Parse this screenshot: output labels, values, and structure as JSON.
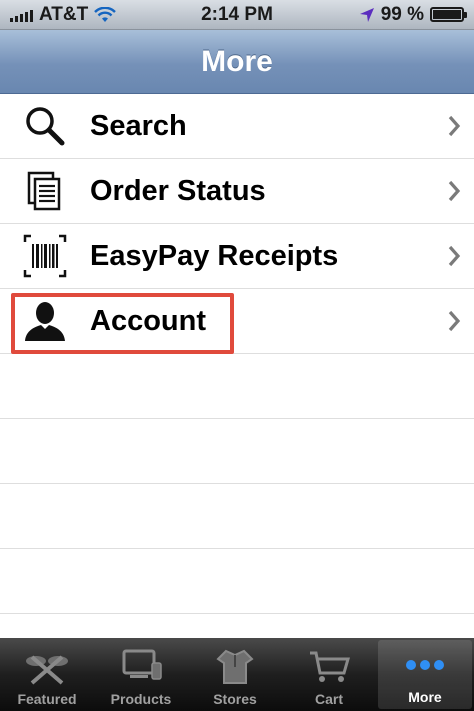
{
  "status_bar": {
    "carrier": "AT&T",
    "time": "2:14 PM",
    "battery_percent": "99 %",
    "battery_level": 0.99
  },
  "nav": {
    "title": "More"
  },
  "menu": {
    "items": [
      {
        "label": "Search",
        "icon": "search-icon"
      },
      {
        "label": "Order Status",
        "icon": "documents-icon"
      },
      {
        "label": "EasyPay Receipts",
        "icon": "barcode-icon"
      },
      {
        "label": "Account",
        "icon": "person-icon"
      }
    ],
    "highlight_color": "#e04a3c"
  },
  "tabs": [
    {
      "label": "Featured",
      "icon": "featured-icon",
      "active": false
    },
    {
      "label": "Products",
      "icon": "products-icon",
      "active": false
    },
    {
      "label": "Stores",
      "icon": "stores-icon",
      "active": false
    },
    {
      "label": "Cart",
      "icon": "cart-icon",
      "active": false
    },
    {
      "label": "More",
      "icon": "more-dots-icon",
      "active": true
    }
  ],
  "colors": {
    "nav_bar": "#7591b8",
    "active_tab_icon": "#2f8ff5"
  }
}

* * * * * * * * *

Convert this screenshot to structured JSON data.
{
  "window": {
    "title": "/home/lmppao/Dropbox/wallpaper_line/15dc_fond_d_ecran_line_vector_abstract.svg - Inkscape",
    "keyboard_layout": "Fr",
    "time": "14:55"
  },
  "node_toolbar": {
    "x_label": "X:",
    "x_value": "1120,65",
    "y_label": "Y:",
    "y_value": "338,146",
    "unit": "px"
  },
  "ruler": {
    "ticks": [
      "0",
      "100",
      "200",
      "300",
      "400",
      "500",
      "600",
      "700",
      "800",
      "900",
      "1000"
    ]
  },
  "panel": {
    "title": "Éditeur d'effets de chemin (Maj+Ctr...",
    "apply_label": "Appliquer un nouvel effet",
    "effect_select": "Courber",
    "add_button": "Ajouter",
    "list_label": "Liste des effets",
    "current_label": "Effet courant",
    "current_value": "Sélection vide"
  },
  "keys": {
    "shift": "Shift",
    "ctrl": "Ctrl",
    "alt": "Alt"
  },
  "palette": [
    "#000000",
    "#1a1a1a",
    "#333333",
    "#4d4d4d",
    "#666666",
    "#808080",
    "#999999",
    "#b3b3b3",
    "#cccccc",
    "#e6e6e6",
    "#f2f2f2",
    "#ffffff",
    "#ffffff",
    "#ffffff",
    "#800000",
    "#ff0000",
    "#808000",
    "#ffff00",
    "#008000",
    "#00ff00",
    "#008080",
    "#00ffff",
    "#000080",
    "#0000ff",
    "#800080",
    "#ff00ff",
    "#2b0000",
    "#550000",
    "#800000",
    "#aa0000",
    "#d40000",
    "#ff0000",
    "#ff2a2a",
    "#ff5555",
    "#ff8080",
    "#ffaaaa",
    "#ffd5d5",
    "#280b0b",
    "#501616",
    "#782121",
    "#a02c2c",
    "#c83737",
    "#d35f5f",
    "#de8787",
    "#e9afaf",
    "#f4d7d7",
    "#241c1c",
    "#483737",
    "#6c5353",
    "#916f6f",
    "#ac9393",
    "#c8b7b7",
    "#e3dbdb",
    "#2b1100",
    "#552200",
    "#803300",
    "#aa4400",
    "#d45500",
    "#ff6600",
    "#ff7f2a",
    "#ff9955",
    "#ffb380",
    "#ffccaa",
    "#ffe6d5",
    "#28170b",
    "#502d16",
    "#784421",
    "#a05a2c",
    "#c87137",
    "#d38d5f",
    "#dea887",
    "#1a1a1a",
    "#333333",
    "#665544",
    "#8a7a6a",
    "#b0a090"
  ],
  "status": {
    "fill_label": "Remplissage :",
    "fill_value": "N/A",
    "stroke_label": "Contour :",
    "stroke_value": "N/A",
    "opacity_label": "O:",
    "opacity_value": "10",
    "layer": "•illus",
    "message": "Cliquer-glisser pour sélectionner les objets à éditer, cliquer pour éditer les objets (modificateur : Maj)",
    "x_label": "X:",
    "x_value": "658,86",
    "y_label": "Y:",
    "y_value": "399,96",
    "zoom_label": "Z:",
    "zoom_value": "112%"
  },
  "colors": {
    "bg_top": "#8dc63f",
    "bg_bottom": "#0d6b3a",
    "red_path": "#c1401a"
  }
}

* * * * * * * * *

■ **Requirement**
State how many lines of the entries above include the word "JSON", offering no text other than the number.

■ **Finished answer**
2